**EXERCISE:** Copy the listing below line for line, with no changes.

Some records:
--------------------------------
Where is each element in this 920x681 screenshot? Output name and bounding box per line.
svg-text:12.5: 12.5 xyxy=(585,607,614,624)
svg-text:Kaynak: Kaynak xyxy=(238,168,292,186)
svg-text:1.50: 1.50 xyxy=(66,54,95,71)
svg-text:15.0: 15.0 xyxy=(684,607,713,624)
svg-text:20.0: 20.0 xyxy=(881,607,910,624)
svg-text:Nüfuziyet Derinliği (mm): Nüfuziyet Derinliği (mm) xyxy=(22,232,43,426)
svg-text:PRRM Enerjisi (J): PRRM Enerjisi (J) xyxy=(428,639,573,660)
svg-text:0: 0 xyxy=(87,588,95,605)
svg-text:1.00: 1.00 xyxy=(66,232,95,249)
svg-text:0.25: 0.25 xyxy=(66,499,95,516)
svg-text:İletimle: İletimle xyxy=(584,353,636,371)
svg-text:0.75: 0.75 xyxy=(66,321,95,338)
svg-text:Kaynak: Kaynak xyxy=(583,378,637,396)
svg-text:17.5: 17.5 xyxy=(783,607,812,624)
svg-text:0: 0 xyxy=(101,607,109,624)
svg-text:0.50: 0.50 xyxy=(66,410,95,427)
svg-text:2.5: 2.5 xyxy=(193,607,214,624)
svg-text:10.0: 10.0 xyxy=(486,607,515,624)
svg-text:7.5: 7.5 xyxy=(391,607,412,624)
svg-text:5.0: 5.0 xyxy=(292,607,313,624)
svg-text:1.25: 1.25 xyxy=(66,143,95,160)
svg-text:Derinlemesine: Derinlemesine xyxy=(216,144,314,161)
--------------------------------
**OUTPUT BELOW:**
Where is each element in this 920x681 screenshot? Output name and bounding box per line.
svg-text:12.5: 12.5 xyxy=(585,607,614,624)
svg-text:Kaynak: Kaynak xyxy=(238,168,292,186)
svg-text:1.50: 1.50 xyxy=(66,54,95,71)
svg-text:15.0: 15.0 xyxy=(684,607,713,624)
svg-text:20.0: 20.0 xyxy=(881,607,910,624)
svg-text:Nüfuziyet Derinliği (mm): Nüfuziyet Derinliği (mm) xyxy=(22,232,43,426)
svg-text:PRRM Enerjisi (J): PRRM Enerjisi (J) xyxy=(428,639,573,660)
svg-text:0: 0 xyxy=(87,588,95,605)
svg-text:1.00: 1.00 xyxy=(66,232,95,249)
svg-text:0.25: 0.25 xyxy=(66,499,95,516)
svg-text:İletimle: İletimle xyxy=(584,353,636,371)
svg-text:0.75: 0.75 xyxy=(66,321,95,338)
svg-text:Kaynak: Kaynak xyxy=(583,378,637,396)
svg-text:17.5: 17.5 xyxy=(783,607,812,624)
svg-text:0: 0 xyxy=(101,607,109,624)
svg-text:0.50: 0.50 xyxy=(66,410,95,427)
svg-text:2.5: 2.5 xyxy=(193,607,214,624)
svg-text:10.0: 10.0 xyxy=(486,607,515,624)
svg-text:7.5: 7.5 xyxy=(391,607,412,624)
svg-text:5.0: 5.0 xyxy=(292,607,313,624)
svg-text:1.25: 1.25 xyxy=(66,143,95,160)
svg-text:Derinlemesine: Derinlemesine xyxy=(216,144,314,161)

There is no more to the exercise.